=== Set exercise ===
Your task is to repeat the listing exactly.

=== Data lines ===
○ ○ ○ ○ ○ ○ ○
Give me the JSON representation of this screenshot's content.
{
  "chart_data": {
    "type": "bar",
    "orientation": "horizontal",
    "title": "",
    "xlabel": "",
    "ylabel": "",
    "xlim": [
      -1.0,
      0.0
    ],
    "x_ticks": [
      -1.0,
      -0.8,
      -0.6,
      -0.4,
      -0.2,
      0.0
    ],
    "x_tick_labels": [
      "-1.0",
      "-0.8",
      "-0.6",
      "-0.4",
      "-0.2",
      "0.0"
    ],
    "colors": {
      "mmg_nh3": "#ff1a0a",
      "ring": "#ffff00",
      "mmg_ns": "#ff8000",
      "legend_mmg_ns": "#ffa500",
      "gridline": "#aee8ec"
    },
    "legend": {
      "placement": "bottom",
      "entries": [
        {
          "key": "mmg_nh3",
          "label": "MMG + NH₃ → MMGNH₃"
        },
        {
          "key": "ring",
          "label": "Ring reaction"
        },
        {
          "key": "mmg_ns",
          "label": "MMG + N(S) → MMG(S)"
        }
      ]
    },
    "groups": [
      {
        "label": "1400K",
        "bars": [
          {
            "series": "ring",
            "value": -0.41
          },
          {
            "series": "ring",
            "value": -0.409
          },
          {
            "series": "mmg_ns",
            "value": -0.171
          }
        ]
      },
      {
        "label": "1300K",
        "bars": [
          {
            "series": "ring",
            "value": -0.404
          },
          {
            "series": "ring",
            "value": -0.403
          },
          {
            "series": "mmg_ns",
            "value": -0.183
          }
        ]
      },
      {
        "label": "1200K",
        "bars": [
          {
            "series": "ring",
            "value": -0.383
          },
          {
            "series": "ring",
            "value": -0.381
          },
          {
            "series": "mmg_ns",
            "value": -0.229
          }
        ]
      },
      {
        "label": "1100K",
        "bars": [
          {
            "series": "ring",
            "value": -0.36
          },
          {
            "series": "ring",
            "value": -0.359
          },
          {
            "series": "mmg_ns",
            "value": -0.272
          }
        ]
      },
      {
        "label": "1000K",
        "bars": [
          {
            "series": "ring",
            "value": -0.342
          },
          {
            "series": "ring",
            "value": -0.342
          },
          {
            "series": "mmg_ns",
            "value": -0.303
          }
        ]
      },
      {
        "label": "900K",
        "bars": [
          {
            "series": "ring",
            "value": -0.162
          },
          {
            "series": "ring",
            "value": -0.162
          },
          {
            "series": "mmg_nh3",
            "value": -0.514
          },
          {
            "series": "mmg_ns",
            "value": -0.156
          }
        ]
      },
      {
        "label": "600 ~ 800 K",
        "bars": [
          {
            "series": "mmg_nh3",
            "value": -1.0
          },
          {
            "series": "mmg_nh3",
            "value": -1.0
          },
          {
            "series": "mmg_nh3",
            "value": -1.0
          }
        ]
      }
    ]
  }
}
○ ○ ○ ○ ○ ○ ○
=== Completed exercise ===
Give me the JSON representation of this screenshot's content.
{
  "chart_data": {
    "type": "bar",
    "orientation": "horizontal",
    "title": "",
    "xlabel": "",
    "ylabel": "",
    "xlim": [
      -1.0,
      0.0
    ],
    "x_ticks": [
      -1.0,
      -0.8,
      -0.6,
      -0.4,
      -0.2,
      0.0
    ],
    "x_tick_labels": [
      "-1.0",
      "-0.8",
      "-0.6",
      "-0.4",
      "-0.2",
      "0.0"
    ],
    "colors": {
      "mmg_nh3": "#ff1a0a",
      "ring": "#ffff00",
      "mmg_ns": "#ff8000",
      "legend_mmg_ns": "#ffa500",
      "gridline": "#aee8ec"
    },
    "legend": {
      "placement": "bottom",
      "entries": [
        {
          "key": "mmg_nh3",
          "label": "MMG + NH₃ → MMGNH₃"
        },
        {
          "key": "ring",
          "label": "Ring reaction"
        },
        {
          "key": "mmg_ns",
          "label": "MMG + N(S) → MMG(S)"
        }
      ]
    },
    "groups": [
      {
        "label": "1400K",
        "bars": [
          {
            "series": "ring",
            "value": -0.41
          },
          {
            "series": "ring",
            "value": -0.409
          },
          {
            "series": "mmg_ns",
            "value": -0.171
          }
        ]
      },
      {
        "label": "1300K",
        "bars": [
          {
            "series": "ring",
            "value": -0.404
          },
          {
            "series": "ring",
            "value": -0.403
          },
          {
            "series": "mmg_ns",
            "value": -0.183
          }
        ]
      },
      {
        "label": "1200K",
        "bars": [
          {
            "series": "ring",
            "value": -0.383
          },
          {
            "series": "ring",
            "value": -0.381
          },
          {
            "series": "mmg_ns",
            "value": -0.229
          }
        ]
      },
      {
        "label": "1100K",
        "bars": [
          {
            "series": "ring",
            "value": -0.36
          },
          {
            "series": "ring",
            "value": -0.359
          },
          {
            "series": "mmg_ns",
            "value": -0.272
          }
        ]
      },
      {
        "label": "1000K",
        "bars": [
          {
            "series": "ring",
            "value": -0.342
          },
          {
            "series": "ring",
            "value": -0.342
          },
          {
            "series": "mmg_ns",
            "value": -0.303
          }
        ]
      },
      {
        "label": "900K",
        "bars": [
          {
            "series": "ring",
            "value": -0.162
          },
          {
            "series": "ring",
            "value": -0.162
          },
          {
            "series": "mmg_nh3",
            "value": -0.514
          },
          {
            "series": "mmg_ns",
            "value": -0.156
          }
        ]
      },
      {
        "label": "600 ~ 800 K",
        "bars": [
          {
            "series": "mmg_nh3",
            "value": -1.0
          },
          {
            "series": "mmg_nh3",
            "value": -1.0
          },
          {
            "series": "mmg_nh3",
            "value": -1.0
          }
        ]
      }
    ]
  }
}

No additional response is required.